Extracted data entries
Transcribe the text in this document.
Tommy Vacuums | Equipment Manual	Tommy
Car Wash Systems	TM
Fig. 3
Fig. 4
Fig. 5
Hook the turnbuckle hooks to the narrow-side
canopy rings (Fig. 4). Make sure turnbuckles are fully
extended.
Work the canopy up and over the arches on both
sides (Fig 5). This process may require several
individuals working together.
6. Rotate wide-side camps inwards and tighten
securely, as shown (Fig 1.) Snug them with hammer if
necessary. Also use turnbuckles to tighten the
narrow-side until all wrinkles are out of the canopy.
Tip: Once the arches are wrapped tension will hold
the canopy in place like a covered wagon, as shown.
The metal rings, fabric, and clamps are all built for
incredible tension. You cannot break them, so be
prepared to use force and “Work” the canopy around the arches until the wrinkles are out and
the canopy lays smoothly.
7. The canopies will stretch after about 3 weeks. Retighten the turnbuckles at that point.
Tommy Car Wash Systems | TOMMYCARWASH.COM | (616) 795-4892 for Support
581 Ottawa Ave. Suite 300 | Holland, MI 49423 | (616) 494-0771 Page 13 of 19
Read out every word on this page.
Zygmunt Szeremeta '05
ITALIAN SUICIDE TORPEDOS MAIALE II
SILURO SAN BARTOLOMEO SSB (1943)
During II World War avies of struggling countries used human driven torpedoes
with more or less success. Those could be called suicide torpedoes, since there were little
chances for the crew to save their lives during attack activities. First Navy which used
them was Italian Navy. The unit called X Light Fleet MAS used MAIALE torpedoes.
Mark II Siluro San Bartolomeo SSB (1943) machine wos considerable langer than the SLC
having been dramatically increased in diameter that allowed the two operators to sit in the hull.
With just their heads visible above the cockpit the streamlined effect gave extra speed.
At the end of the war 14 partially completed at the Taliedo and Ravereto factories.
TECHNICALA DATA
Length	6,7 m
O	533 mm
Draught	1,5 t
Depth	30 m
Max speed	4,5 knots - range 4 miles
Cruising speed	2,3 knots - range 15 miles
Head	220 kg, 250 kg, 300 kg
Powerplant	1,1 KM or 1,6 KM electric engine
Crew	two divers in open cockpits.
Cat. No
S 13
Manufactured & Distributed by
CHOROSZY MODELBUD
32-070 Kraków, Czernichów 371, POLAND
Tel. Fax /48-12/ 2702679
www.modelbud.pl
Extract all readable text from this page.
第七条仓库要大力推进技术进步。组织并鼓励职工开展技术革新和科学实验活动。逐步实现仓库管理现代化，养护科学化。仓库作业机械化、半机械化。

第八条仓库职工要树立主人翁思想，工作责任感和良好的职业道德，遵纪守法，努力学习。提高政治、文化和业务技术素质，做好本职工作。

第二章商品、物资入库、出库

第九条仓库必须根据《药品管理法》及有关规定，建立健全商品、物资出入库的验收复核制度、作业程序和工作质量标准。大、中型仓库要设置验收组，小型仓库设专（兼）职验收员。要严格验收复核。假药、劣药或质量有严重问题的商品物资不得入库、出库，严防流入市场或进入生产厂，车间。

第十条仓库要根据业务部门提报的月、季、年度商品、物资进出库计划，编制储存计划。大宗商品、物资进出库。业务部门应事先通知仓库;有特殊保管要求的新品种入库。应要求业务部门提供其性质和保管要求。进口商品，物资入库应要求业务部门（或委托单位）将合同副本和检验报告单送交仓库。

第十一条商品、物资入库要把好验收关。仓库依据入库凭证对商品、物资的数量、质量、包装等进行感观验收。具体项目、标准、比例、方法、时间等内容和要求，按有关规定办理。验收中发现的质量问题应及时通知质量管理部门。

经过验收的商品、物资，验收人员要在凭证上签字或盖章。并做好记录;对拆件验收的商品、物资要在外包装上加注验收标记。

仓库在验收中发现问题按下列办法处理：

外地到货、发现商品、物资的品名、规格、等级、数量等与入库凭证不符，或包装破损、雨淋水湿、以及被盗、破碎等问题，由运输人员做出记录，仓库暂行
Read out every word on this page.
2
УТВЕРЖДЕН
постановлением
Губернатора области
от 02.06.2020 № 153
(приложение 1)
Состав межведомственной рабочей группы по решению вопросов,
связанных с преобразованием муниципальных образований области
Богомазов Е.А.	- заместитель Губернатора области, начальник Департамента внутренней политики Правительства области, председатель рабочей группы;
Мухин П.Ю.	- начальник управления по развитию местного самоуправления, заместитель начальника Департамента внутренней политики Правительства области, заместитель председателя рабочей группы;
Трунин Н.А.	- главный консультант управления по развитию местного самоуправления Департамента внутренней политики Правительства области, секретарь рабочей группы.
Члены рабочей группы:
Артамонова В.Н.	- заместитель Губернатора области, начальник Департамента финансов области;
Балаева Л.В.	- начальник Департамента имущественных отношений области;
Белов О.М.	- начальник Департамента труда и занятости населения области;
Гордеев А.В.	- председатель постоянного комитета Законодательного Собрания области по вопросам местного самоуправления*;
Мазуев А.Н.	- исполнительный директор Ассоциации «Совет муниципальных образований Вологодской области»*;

_Written instruction_
Extract all the material, leaving every line as it is.

_Solution for this task_
Transcribe the text in this document.
Tommy Vacuums | Equipment Manual	Tommy
Car Wash Systems	TM
Fig. 3
Fig. 4
Fig. 5
Hook the turnbuckle hooks to the narrow-side
canopy rings (Fig. 4). Make sure turnbuckles are fully
extended.
Work the canopy up and over the arches on both
sides (Fig 5). This process may require several
individuals working together.
6. Rotate wide-side camps inwards and tighten
securely, as shown (Fig 1.) Snug them with hammer if
necessary. Also use turnbuckles to tighten the
narrow-side until all wrinkles are out of the canopy.
Tip: Once the arches are wrapped tension will hold
the canopy in place like a covered wagon, as shown.
The metal rings, fabric, and clamps are all built for
incredible tension. You cannot break them, so be
prepared to use force and “Work” the canopy around the arches until the wrinkles are out and
the canopy lays smoothly.
7. The canopies will stretch after about 3 weeks. Retighten the turnbuckles at that point.
Tommy Car Wash Systems | TOMMYCARWASH.COM | (616) 795-4892 for Support
581 Ottawa Ave. Suite 300 | Holland, MI 49423 | (616) 494-0771 Page 13 of 19
Read out every word on this page.
Zygmunt Szeremeta '05
ITALIAN SUICIDE TORPEDOS MAIALE II
SILURO SAN BARTOLOMEO SSB (1943)
During II World War avies of struggling countries used human driven torpedoes
with more or less success. Those could be called suicide torpedoes, since there were little
chances for the crew to save their lives during attack activities. First Navy which used
them was Italian Navy. The unit called X Light Fleet MAS used MAIALE torpedoes.
Mark II Siluro San Bartolomeo SSB (1943) machine wos considerable langer than the SLC
having been dramatically increased in diameter that allowed the two operators to sit in the hull.
With just their heads visible above the cockpit the streamlined effect gave extra speed.
At the end of the war 14 partially completed at the Taliedo and Ravereto factories.
TECHNICALA DATA
Length	6,7 m
O	533 mm
Draught	1,5 t
Depth	30 m
Max speed	4,5 knots - range 4 miles
Cruising speed	2,3 knots - range 15 miles
Head	220 kg, 250 kg, 300 kg
Powerplant	1,1 KM or 1,6 KM electric engine
Crew	two divers in open cockpits.
Cat. No
S 13
Manufactured & Distributed by
CHOROSZY MODELBUD
32-070 Kraków, Czernichów 371, POLAND
Tel. Fax /48-12/ 2702679
www.modelbud.pl
Extract all readable text from this page.
第七条仓库要大力推进技术进步。组织并鼓励职工开展技术革新和科学实验活动。逐步实现仓库管理现代化，养护科学化。仓库作业机械化、半机械化。

第八条仓库职工要树立主人翁思想，工作责任感和良好的职业道德，遵纪守法，努力学习。提高政治、文化和业务技术素质，做好本职工作。

第二章商品、物资入库、出库

第九条仓库必须根据《药品管理法》及有关规定，建立健全商品、物资出入库的验收复核制度、作业程序和工作质量标准。大、中型仓库要设置验收组，小型仓库设专（兼）职验收员。要严格验收复核。假药、劣药或质量有严重问题的商品物资不得入库、出库，严防流入市场或进入生产厂，车间。

第十条仓库要根据业务部门提报的月、季、年度商品、物资进出库计划，编制储存计划。大宗商品、物资进出库。业务部门应事先通知仓库;有特殊保管要求的新品种入库。应要求业务部门提供其性质和保管要求。进口商品，物资入库应要求业务部门（或委托单位）将合同副本和检验报告单送交仓库。

第十一条商品、物资入库要把好验收关。仓库依据入库凭证对商品、物资的数量、质量、包装等进行感观验收。具体项目、标准、比例、方法、时间等内容和要求，按有关规定办理。验收中发现的质量问题应及时通知质量管理部门。

经过验收的商品、物资，验收人员要在凭证上签字或盖章。并做好记录;对拆件验收的商品、物资要在外包装上加注验收标记。

仓库在验收中发现问题按下列办法处理：

外地到货、发现商品、物资的品名、规格、等级、数量等与入库凭证不符，或包装破损、雨淋水湿、以及被盗、破碎等问题，由运输人员做出记录，仓库暂行
Read out every word on this page.
2
УТВЕРЖДЕН
постановлением
Губернатора области
от 02.06.2020 № 153
(приложение 1)
Состав межведомственной рабочей группы по решению вопросов,
связанных с преобразованием муниципальных образований области
Богомазов Е.А.	- заместитель Губернатора области, начальник Департамента внутренней политики Правительства области, председатель рабочей группы;
Мухин П.Ю.	- начальник управления по развитию местного самоуправления, заместитель начальника Департамента внутренней политики Правительства области, заместитель председателя рабочей группы;
Трунин Н.А.	- главный консультант управления по развитию местного самоуправления Департамента внутренней политики Правительства области, секретарь рабочей группы.
Члены рабочей группы:
Артамонова В.Н.	- заместитель Губернатора области, начальник Департамента финансов области;
Балаева Л.В.	- начальник Департамента имущественных отношений области;
Белов О.М.	- начальник Департамента труда и занятости населения области;
Гордеев А.В.	- председатель постоянного комитета Законодательного Собрания области по вопросам местного самоуправления*;
Мазуев А.Н.	- исполнительный директор Ассоциации «Совет муниципальных образований Вологодской области»*;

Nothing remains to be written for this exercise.